### TASK DETAILS:
In the entries below, find every line with "Krispy" and copy it.

-- START RECORDED INFORMATION --

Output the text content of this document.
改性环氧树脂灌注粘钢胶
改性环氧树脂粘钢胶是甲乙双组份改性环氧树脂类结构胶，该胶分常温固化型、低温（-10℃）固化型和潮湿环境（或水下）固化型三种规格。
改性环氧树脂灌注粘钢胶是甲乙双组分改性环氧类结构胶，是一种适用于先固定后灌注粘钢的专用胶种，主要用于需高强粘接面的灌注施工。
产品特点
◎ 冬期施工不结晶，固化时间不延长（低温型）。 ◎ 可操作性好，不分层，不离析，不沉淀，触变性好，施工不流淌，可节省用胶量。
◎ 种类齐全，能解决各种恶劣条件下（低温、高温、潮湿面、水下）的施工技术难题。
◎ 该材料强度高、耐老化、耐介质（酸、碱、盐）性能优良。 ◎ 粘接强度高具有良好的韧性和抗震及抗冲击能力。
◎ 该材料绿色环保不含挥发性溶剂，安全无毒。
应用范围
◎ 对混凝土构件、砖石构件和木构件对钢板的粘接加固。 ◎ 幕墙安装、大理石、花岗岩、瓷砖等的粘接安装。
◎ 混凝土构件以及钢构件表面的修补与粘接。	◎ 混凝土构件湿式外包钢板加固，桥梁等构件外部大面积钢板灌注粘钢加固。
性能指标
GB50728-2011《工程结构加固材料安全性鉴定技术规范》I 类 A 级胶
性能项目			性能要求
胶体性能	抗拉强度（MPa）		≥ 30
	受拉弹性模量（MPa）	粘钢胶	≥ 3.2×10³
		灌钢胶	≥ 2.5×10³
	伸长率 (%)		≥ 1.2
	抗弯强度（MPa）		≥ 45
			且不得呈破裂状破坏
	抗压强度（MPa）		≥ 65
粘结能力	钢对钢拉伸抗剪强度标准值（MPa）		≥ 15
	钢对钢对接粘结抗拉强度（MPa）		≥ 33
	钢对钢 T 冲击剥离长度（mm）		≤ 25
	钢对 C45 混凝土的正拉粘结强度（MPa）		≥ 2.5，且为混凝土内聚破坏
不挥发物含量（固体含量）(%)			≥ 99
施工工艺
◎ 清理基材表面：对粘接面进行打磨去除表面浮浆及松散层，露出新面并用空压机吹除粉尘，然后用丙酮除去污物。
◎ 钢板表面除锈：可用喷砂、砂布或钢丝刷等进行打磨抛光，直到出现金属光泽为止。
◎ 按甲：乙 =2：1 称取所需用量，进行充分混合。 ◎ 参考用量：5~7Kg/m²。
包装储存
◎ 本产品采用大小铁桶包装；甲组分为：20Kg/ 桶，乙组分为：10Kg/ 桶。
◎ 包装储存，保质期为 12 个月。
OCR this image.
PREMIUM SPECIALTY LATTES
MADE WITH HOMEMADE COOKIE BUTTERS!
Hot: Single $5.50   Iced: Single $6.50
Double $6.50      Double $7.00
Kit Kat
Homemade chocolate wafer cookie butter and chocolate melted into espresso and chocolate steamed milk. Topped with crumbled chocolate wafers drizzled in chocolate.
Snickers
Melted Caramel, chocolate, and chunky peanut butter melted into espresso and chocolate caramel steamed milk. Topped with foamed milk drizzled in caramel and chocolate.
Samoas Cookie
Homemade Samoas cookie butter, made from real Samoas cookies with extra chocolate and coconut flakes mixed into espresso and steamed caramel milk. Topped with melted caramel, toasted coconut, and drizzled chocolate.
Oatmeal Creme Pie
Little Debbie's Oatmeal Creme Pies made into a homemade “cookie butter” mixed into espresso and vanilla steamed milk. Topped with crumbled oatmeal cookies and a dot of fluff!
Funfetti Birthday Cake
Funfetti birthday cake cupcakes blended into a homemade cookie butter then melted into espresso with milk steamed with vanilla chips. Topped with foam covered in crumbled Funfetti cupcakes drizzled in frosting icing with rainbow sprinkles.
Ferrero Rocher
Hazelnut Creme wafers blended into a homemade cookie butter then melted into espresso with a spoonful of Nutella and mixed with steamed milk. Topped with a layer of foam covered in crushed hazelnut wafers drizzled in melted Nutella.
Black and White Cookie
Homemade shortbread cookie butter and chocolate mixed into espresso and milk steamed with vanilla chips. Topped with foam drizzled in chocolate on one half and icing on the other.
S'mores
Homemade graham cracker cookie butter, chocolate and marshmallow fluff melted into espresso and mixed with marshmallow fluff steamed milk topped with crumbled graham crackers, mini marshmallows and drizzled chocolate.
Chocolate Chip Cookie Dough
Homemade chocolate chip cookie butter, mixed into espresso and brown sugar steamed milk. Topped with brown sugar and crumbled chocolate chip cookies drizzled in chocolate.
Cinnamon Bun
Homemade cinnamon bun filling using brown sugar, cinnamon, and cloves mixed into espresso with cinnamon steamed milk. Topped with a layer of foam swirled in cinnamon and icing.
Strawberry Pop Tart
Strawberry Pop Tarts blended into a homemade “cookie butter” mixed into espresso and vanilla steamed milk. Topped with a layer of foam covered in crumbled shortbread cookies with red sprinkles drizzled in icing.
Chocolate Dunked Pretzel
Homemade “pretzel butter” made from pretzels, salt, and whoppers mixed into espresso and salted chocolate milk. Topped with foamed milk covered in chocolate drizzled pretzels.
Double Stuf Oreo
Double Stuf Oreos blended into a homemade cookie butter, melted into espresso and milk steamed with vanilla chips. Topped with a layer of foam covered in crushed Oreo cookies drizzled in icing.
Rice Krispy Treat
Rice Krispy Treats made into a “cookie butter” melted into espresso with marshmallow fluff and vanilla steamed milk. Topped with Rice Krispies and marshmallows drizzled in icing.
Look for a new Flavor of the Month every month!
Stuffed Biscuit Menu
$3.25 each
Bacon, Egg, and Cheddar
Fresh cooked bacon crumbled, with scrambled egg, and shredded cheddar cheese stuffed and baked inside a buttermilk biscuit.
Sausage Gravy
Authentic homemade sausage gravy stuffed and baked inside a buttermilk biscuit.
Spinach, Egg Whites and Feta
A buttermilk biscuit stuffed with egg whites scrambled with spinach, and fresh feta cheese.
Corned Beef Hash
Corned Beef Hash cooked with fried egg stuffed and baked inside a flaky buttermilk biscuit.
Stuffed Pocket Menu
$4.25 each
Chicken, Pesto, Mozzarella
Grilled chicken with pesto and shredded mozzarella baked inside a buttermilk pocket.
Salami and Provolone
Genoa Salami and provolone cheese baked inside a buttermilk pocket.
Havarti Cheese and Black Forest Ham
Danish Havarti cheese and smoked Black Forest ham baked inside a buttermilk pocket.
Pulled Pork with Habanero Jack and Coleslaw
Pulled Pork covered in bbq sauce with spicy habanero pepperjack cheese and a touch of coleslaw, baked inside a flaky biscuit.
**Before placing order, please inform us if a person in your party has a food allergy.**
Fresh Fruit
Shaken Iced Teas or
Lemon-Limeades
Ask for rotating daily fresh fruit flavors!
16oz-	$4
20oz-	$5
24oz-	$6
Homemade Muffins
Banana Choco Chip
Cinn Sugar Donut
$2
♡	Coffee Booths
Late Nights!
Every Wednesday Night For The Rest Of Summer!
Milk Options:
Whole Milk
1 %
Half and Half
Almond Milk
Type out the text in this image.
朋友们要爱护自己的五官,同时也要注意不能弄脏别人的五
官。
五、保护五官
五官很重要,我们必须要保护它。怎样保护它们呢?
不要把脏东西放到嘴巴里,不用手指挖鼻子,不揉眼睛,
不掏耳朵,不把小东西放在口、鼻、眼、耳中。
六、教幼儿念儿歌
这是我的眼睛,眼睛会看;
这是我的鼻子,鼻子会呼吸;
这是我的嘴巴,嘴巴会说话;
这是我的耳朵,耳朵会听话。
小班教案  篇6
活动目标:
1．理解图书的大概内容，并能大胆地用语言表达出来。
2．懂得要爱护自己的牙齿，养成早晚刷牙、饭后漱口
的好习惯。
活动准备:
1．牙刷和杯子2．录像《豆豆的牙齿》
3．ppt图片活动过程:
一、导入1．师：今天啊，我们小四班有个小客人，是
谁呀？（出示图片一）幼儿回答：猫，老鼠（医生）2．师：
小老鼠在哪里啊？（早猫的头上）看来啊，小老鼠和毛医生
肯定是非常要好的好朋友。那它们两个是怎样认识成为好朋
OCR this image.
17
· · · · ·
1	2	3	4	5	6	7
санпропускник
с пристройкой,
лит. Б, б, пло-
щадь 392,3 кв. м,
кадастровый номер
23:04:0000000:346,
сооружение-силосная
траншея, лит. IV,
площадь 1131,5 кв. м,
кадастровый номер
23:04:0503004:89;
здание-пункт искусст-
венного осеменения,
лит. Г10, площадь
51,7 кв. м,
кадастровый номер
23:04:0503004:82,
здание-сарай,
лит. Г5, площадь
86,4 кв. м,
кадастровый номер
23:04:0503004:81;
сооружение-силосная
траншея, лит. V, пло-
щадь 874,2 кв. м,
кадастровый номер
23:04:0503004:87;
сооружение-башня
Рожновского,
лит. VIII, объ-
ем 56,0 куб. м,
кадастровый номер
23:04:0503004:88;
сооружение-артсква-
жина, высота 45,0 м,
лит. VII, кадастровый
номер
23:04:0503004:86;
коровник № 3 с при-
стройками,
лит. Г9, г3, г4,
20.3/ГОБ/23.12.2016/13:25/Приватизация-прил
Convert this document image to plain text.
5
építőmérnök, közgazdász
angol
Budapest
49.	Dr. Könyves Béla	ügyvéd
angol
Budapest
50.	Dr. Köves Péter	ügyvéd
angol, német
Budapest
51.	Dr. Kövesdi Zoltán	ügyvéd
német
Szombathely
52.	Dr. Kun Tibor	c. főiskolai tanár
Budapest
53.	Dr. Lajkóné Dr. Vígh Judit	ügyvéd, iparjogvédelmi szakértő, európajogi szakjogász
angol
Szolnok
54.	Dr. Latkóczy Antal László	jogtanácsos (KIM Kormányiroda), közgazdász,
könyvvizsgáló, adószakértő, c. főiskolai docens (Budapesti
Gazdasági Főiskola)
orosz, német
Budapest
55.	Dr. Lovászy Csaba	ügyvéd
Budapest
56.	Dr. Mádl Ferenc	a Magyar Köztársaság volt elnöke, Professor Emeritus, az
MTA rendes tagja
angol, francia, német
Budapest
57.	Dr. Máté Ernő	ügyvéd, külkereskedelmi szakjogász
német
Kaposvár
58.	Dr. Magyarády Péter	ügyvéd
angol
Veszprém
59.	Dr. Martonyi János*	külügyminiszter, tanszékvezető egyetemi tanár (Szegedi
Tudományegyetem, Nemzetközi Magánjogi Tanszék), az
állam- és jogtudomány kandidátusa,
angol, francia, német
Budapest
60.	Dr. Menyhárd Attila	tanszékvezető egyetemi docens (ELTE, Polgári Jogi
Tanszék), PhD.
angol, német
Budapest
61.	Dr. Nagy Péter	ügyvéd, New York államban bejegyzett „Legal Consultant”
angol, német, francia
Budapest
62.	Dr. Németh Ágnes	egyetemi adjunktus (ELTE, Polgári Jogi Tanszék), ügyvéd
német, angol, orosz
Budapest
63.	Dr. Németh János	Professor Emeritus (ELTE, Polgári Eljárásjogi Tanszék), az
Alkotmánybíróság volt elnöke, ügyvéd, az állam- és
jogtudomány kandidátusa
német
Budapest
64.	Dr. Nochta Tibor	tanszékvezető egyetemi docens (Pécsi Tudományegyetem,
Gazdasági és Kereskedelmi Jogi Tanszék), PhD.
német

-- END RECORDED INFORMATION --

### SOLUTION FOR THIS EXERCISE:
Rice Krispy Treat
Rice Krispy Treats made into a “cookie butter” melted into espresso with marshmallow fluff and vanilla steamed milk. Topped with Rice Krispies and marshmallows drizzled in icing.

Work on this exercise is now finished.